What to produce » Filter the records below, keeping only lines with the string "Treated".

Document layout analysis data »
Segment Open

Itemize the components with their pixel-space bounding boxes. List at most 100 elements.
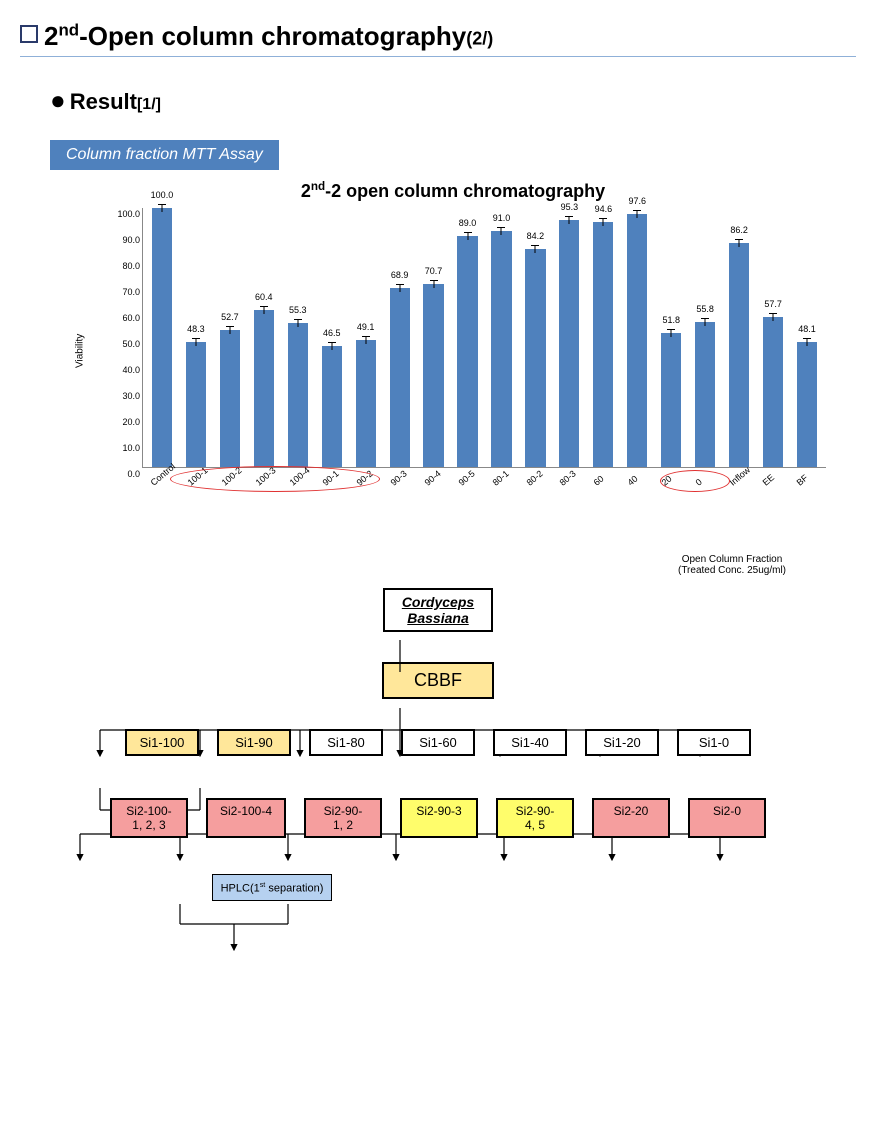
flow-root-line1: Cordyceps (397, 594, 479, 610)
chart-error-bar (396, 284, 404, 292)
flow-node-row2: Si2-90- 1, 2 (304, 798, 382, 838)
chart-error-bar (328, 342, 336, 350)
chart-ylabel: Viability (75, 333, 86, 367)
chart-error-bar (226, 326, 234, 334)
flow-node-row1: Si1-0 (677, 729, 751, 756)
chart-bar-column: 48.1 (794, 208, 820, 467)
chart-bar-value: 94.6 (595, 204, 613, 214)
chart-bar: 46.5 (322, 346, 342, 466)
chart-bar: 57.7 (763, 317, 783, 466)
chart-bar: 48.1 (797, 342, 817, 467)
chart-error-bar (633, 210, 641, 218)
chart-ytick: 30.0 (114, 391, 140, 401)
chart-bar: 60.4 (254, 310, 274, 466)
chart-xaxis-label: Open Column Fraction (Treated Conc. 25ug… (678, 554, 786, 576)
chart-bar: 48.3 (186, 342, 206, 467)
title-tag: (2/) (466, 29, 493, 49)
chart-chip: Column fraction MTT Assay (50, 140, 279, 170)
chart-bar-column: 70.7 (421, 208, 447, 467)
chart-bar: 86.2 (729, 243, 749, 466)
chart-ytick: 90.0 (114, 235, 140, 245)
xaxis-label-line1: Open Column Fraction (678, 554, 786, 565)
chart-bar-value: 86.2 (730, 225, 748, 235)
chart-error-bar (803, 338, 811, 346)
chart-bar-column: 48.3 (183, 208, 209, 467)
flow-node-row1: Si1-60 (401, 729, 475, 756)
chart-title: 2nd-2 open column chromatography (80, 180, 826, 202)
flow-root-line2: Bassiana (397, 610, 479, 626)
chart-bar-value: 55.8 (696, 304, 714, 314)
chart-error-bar (701, 318, 709, 326)
chart-ytick: 40.0 (114, 365, 140, 375)
flow-node-row1: Si1-90 (217, 729, 291, 756)
flow-node-row2: Si2-0 (688, 798, 766, 838)
chart-bar-value: 48.3 (187, 324, 205, 334)
chart-bar-column: 49.1 (353, 208, 379, 467)
chart-bar: 100.0 (152, 208, 172, 467)
flow-node-cbbf: CBBF (382, 662, 494, 699)
chart-bar-column: 55.3 (285, 208, 311, 467)
result-tag: [1/] (137, 96, 161, 113)
chart-bar-value: 97.6 (629, 196, 647, 206)
chart-bar-column: 91.0 (489, 208, 515, 467)
result-heading: ●Result[1/] (50, 85, 856, 116)
chart-bar: 55.3 (288, 323, 308, 466)
flow-node-row2: Si2-90-3 (400, 798, 478, 838)
chart-bar: 97.6 (627, 214, 647, 467)
chart-ytick: 100.0 (114, 209, 140, 219)
chart-bar: 70.7 (423, 284, 443, 467)
flow-node-row2: Si2-90- 4, 5 (496, 798, 574, 838)
flow-node-row2: Si2-100-4 (206, 798, 286, 838)
chart-bar-column: 84.2 (522, 208, 548, 467)
chart-bar: 52.7 (220, 330, 240, 466)
flow-node-row1: Si1-20 (585, 729, 659, 756)
chart-ytick: 60.0 (114, 313, 140, 323)
chart-ytick: 10.0 (114, 443, 140, 453)
chart-bar-column: 97.6 (624, 208, 650, 467)
chart-bar-column: 55.8 (692, 208, 718, 467)
chart-bar-value: 91.0 (493, 213, 511, 223)
chart-bar-value: 60.4 (255, 292, 273, 302)
chart-error-bar (362, 336, 370, 344)
result-label: Result (70, 89, 137, 114)
chart-bar-value: 84.2 (527, 231, 545, 241)
chart-bars: 100.0 48.3 52.7 60.4 55.3 46.5 49.1 68.9 70.7 89.… (149, 208, 820, 467)
chart-bar: 68.9 (390, 288, 410, 466)
flow-node-row1: Si1-100 (125, 729, 199, 756)
flowchart: Cordyceps Bassiana CBBF Si1-100 Si1-90 Si1… (20, 588, 856, 922)
chart-bar: 55.8 (695, 322, 715, 467)
title-square-bullet (20, 25, 38, 43)
xaxis-label-line2: (Treated Conc. 25ug/ml) (678, 565, 786, 576)
chart-error-bar (735, 239, 743, 247)
flow-node-hplc: HPLC(1st separation) (212, 874, 333, 902)
chart-bar-value: 51.8 (662, 315, 680, 325)
chart-ytick: 20.0 (114, 417, 140, 427)
chart-bar-column: 60.4 (251, 208, 277, 467)
chart-bar-value: 68.9 (391, 270, 409, 280)
chart-bar-column: 68.9 (387, 208, 413, 467)
chart-bar-column: 86.2 (726, 208, 752, 467)
chart-bar-value: 100.0 (151, 190, 174, 200)
chart-ytick: 0.0 (114, 469, 140, 479)
chart-bar-value: 48.1 (798, 324, 816, 334)
chart-bar-value: 55.3 (289, 305, 307, 315)
chart-bar-column: 57.7 (760, 208, 786, 467)
chart-bar-column: 89.0 (455, 208, 481, 467)
chart-error-bar (158, 204, 166, 212)
chart-bar-value: 49.1 (357, 322, 375, 332)
chart-bar-value: 95.3 (561, 202, 579, 212)
chart-bar-column: 95.3 (556, 208, 582, 467)
chart-bar-value: 70.7 (425, 266, 443, 276)
chart-bar-value: 89.0 (459, 218, 477, 228)
chart-bar: 89.0 (457, 236, 477, 467)
page-title: 2nd-Open column chromatography(2/) (20, 20, 856, 52)
flow-node-row2: Si2-20 (592, 798, 670, 838)
chart-bar: 51.8 (661, 333, 681, 467)
chart-bar-value: 46.5 (323, 328, 341, 338)
chart-xticks: Control100-1100-2100-3100-490-190-290-39… (148, 470, 820, 528)
chart-ytick: 70.0 (114, 287, 140, 297)
chart-error-bar (497, 227, 505, 235)
chart-bar: 84.2 (525, 249, 545, 467)
chart-bar-column: 51.8 (658, 208, 684, 467)
chart-container: 2nd-2 open column chromatography Viabili… (20, 180, 856, 528)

Segment Closed

Your response »
chart-xaxis-label: Open Column Fraction (Treated Conc. 25ug… (678, 554, 786, 576)
xaxis-label-line2: (Treated Conc. 25ug/ml) (678, 565, 786, 576)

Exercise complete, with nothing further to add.